**Exercise prompt:**
Please show every line below that contains the word "Itemize", copying each one in full.
§ §
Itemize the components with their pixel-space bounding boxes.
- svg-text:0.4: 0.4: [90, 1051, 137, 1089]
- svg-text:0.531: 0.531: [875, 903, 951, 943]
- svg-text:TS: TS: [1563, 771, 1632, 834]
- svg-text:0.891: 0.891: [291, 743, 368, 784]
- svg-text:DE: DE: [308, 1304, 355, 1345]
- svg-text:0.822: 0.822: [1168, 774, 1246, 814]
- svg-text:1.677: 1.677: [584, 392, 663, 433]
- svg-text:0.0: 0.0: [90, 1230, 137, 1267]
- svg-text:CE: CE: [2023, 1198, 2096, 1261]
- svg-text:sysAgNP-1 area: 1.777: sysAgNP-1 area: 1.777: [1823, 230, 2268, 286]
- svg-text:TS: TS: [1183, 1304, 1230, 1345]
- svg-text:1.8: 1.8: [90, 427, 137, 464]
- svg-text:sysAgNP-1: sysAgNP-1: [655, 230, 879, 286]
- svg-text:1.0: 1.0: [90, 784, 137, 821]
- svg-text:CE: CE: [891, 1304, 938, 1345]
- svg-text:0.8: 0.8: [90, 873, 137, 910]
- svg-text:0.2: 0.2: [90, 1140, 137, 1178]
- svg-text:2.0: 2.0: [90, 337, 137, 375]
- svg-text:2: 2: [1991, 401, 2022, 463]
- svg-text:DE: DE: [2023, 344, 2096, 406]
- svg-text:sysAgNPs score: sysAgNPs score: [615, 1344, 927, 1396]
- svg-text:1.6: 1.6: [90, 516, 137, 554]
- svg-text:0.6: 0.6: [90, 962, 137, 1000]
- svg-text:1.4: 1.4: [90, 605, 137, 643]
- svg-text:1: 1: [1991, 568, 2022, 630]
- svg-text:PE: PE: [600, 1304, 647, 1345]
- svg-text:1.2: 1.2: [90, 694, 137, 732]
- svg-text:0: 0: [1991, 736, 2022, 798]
§ §
**Output of the exercise:**
Itemize the components with their pixel-space bounding boxes.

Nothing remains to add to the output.